Listing:
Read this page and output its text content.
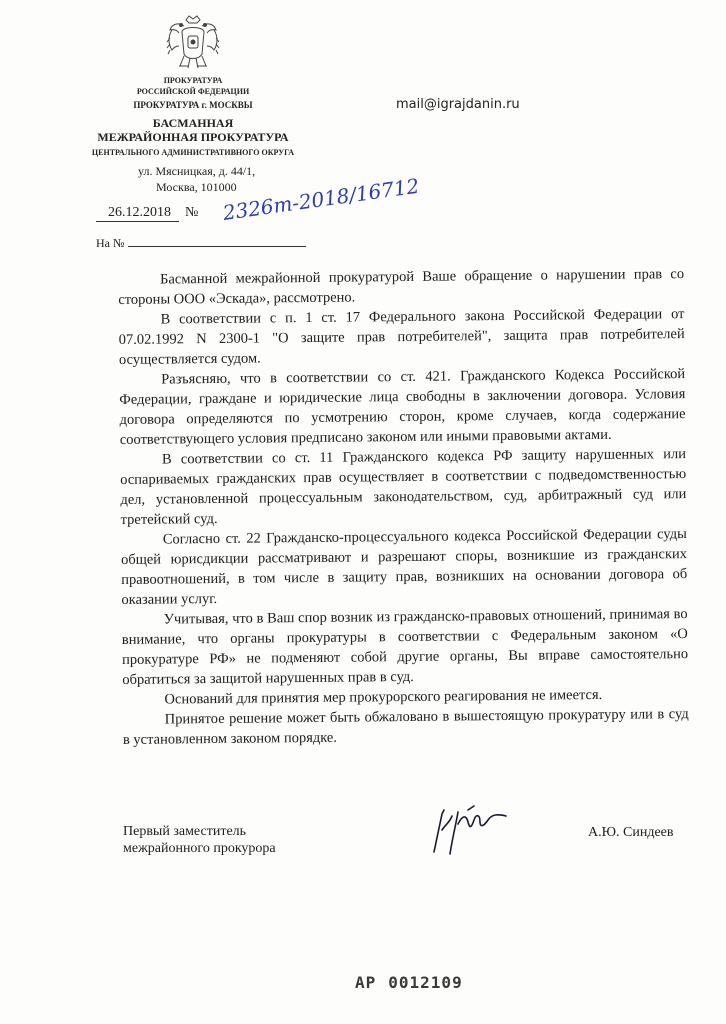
ПРОКУРАТУРА
РОССИЙСКОЙ ФЕДЕРАЦИИ
ПРОКУРАТУРА г. МОСКВЫ
БАСМАННАЯ
МЕЖРАЙОННАЯ ПРОКУРАТУРА
ЦЕНТРАЛЬНОГО АДМИНИСТРАТИВНОГО ОКРУГА
ул. Мясницкая, д. 44/1,
Москва, 101000
mail@igrajdanin.ru
26.12.2018 № 2326т-2018/16712
На №

Басманной межрайонной прокуратурой Ваше обращение о нарушении прав со стороны ООО «Эскада», рассмотрено.

В соответствии с п. 1 ст. 17 Федерального закона Российской Федерации от 07.02.1992 N 2300-1 "О защите прав потребителей", защита прав потребителей осуществляется судом.

Разъясняю, что в соответствии со ст. 421. Гражданского Кодекса Российской Федерации, граждане и юридические лица свободны в заключении договора. Условия договора определяются по усмотрению сторон, кроме случаев, когда содержание соответствующего условия предписано законом или иными правовыми актами.

В соответствии со ст. 11 Гражданского кодекса РФ защиту нарушенных или оспариваемых гражданских прав осуществляет в соответствии с подведомственностью дел, установленной процессуальным законодательством, суд, арбитражный суд или третейский суд.

Согласно ст. 22 Гражданско-процессуального кодекса Российской Федерации суды общей юрисдикции рассматривают и разрешают споры, возникшие из гражданских правоотношений, в том числе в защиту прав, возникших на основании договора об оказании услуг.

Учитывая, что в Ваш спор возник из гражданско-правовых отношений, принимая во внимание, что органы прокуратуры в соответствии с Федеральным законом «О прокуратуре РФ» не подменяют собой другие органы, Вы вправе самостоятельно обратиться за защитой нарушенных прав в суд.

Оснований для принятия мер прокурорского реагирования не имеется.

Принятое решение может быть обжаловано в вышестоящую прокуратуру или в суд в установленном законом порядке.

Первый заместитель
межрайонного прокурора
А.Ю. Синдеев
АР 0012109
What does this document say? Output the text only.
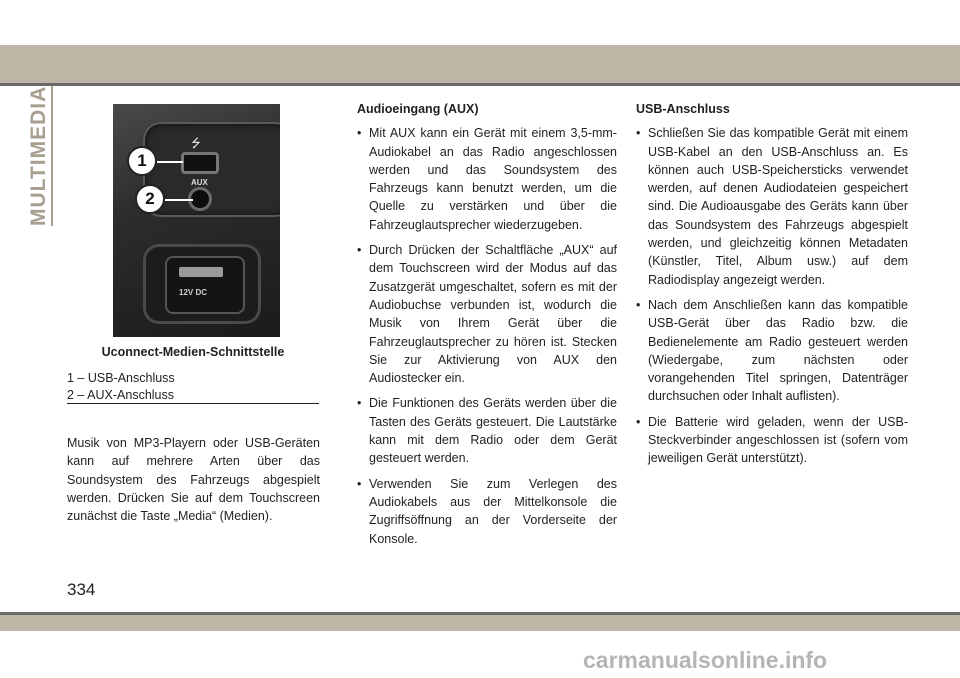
MULTIMEDIA	⭍
AUX
12V DC
1
2
Uconnect-Medien-Schnittstelle
1 – USB-Anschluss
2 – AUX-Anschluss

Musik von MP3-Playern oder USB-Geräten kann auf mehrere Arten über das Soundsystem des Fahrzeugs abgespielt werden. Drücken Sie auf dem Touchscreen zunächst die Taste „Media“ (Medien).

Audioeingang (AUX)
• Mit AUX kann ein Gerät mit einem 3,5-mm-Audiokabel an das Radio angeschlossen werden und das Soundsystem des Fahrzeugs kann benutzt werden, um die Quelle zu verstärken und über die Fahrzeuglautsprecher wiederzugeben.
• Durch Drücken der Schaltfläche „AUX“ auf dem Touchscreen wird der Modus auf das Zusatzgerät umgeschaltet, sofern es mit der Audiobuchse verbunden ist, wodurch die Musik von Ihrem Gerät über die Fahrzeuglautsprecher zu hören ist. Stecken Sie zur Aktivierung von AUX den Audiostecker ein.
• Die Funktionen des Geräts werden über die Tasten des Geräts gesteuert. Die Lautstärke kann mit dem Radio oder dem Gerät gesteuert werden.
• Verwenden Sie zum Verlegen des Audiokabels aus der Mittelkonsole die Zugriffsöffnung an der Vorderseite der Konsole.
USB-Anschluss
• Schließen Sie das kompatible Gerät mit einem USB-Kabel an den USB-Anschluss an. Es können auch USB-Speichersticks verwendet werden, auf denen Audiodateien gespeichert sind. Die Audioausgabe des Geräts kann über das Soundsystem des Fahrzeugs abgespielt werden, und gleichzeitig können Metadaten (Künstler, Titel, Album usw.) auf dem Radiodisplay angezeigt werden.
• Nach dem Anschließen kann das kompatible USB-Gerät über das Radio bzw. die Bedienelemente am Radio gesteuert werden (Wiedergabe, zum nächsten oder vorangehenden Titel springen, Datenträger durchsuchen oder Inhalt auflisten).
• Die Batterie wird geladen, wenn der USB-Steckverbinder angeschlossen ist (sofern vom jeweiligen Gerät unterstützt).
334
carmanualsonline.info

Requirement:
Reproduce every record word for word. The copy must contain no pictures.

Exercise result:
Read this page and output its text content.
ПРОКУРАТУРА
РОССИЙСКОЙ ФЕДЕРАЦИИ
ПРОКУРАТУРА г. МОСКВЫ
БАСМАННАЯ
МЕЖРАЙОННАЯ ПРОКУРАТУРА
ЦЕНТРАЛЬНОГО АДМИНИСТРАТИВНОГО ОКРУГА
ул. Мясницкая, д. 44/1,
Москва, 101000
mail@igrajdanin.ru
26.12.2018 № 2326т-2018/16712
На №

Басманной межрайонной прокуратурой Ваше обращение о нарушении прав со стороны ООО «Эскада», рассмотрено.

В соответствии с п. 1 ст. 17 Федерального закона Российской Федерации от 07.02.1992 N 2300-1 "О защите прав потребителей", защита прав потребителей осуществляется судом.

Разъясняю, что в соответствии со ст. 421. Гражданского Кодекса Российской Федерации, граждане и юридические лица свободны в заключении договора. Условия договора определяются по усмотрению сторон, кроме случаев, когда содержание соответствующего условия предписано законом или иными правовыми актами.

В соответствии со ст. 11 Гражданского кодекса РФ защиту нарушенных или оспариваемых гражданских прав осуществляет в соответствии с подведомственностью дел, установленной процессуальным законодательством, суд, арбитражный суд или третейский суд.

Согласно ст. 22 Гражданско-процессуального кодекса Российской Федерации суды общей юрисдикции рассматривают и разрешают споры, возникшие из гражданских правоотношений, в том числе в защиту прав, возникших на основании договора об оказании услуг.

Учитывая, что в Ваш спор возник из гражданско-правовых отношений, принимая во внимание, что органы прокуратуры в соответствии с Федеральным законом «О прокуратуре РФ» не подменяют собой другие органы, Вы вправе самостоятельно обратиться за защитой нарушенных прав в суд.

Оснований для принятия мер прокурорского реагирования не имеется.

Принятое решение может быть обжаловано в вышестоящую прокуратуру или в суд в установленном законом порядке.

Первый заместитель
межрайонного прокурора
А.Ю. Синдеев
АР 0012109
What does this document say? Output the text only.
MULTIMEDIA	⭍
AUX
12V DC
1
2
Uconnect-Medien-Schnittstelle
1 – USB-Anschluss
2 – AUX-Anschluss

Musik von MP3-Playern oder USB-Geräten kann auf mehrere Arten über das Soundsystem des Fahrzeugs abgespielt werden. Drücken Sie auf dem Touchscreen zunächst die Taste „Media“ (Medien).

Audioeingang (AUX)
• Mit AUX kann ein Gerät mit einem 3,5-mm-Audiokabel an das Radio angeschlossen werden und das Soundsystem des Fahrzeugs kann benutzt werden, um die Quelle zu verstärken und über die Fahrzeuglautsprecher wiederzugeben.
• Durch Drücken der Schaltfläche „AUX“ auf dem Touchscreen wird der Modus auf das Zusatzgerät umgeschaltet, sofern es mit der Audiobuchse verbunden ist, wodurch die Musik von Ihrem Gerät über die Fahrzeuglautsprecher zu hören ist. Stecken Sie zur Aktivierung von AUX den Audiostecker ein.
• Die Funktionen des Geräts werden über die Tasten des Geräts gesteuert. Die Lautstärke kann mit dem Radio oder dem Gerät gesteuert werden.
• Verwenden Sie zum Verlegen des Audiokabels aus der Mittelkonsole die Zugriffsöffnung an der Vorderseite der Konsole.
USB-Anschluss
• Schließen Sie das kompatible Gerät mit einem USB-Kabel an den USB-Anschluss an. Es können auch USB-Speichersticks verwendet werden, auf denen Audiodateien gespeichert sind. Die Audioausgabe des Geräts kann über das Soundsystem des Fahrzeugs abgespielt werden, und gleichzeitig können Metadaten (Künstler, Titel, Album usw.) auf dem Radiodisplay angezeigt werden.
• Nach dem Anschließen kann das kompatible USB-Gerät über das Radio bzw. die Bedienelemente am Radio gesteuert werden (Wiedergabe, zum nächsten oder vorangehenden Titel springen, Datenträger durchsuchen oder Inhalt auflisten).
• Die Batterie wird geladen, wenn der USB-Steckverbinder angeschlossen ist (sofern vom jeweiligen Gerät unterstützt).
334
carmanualsonline.info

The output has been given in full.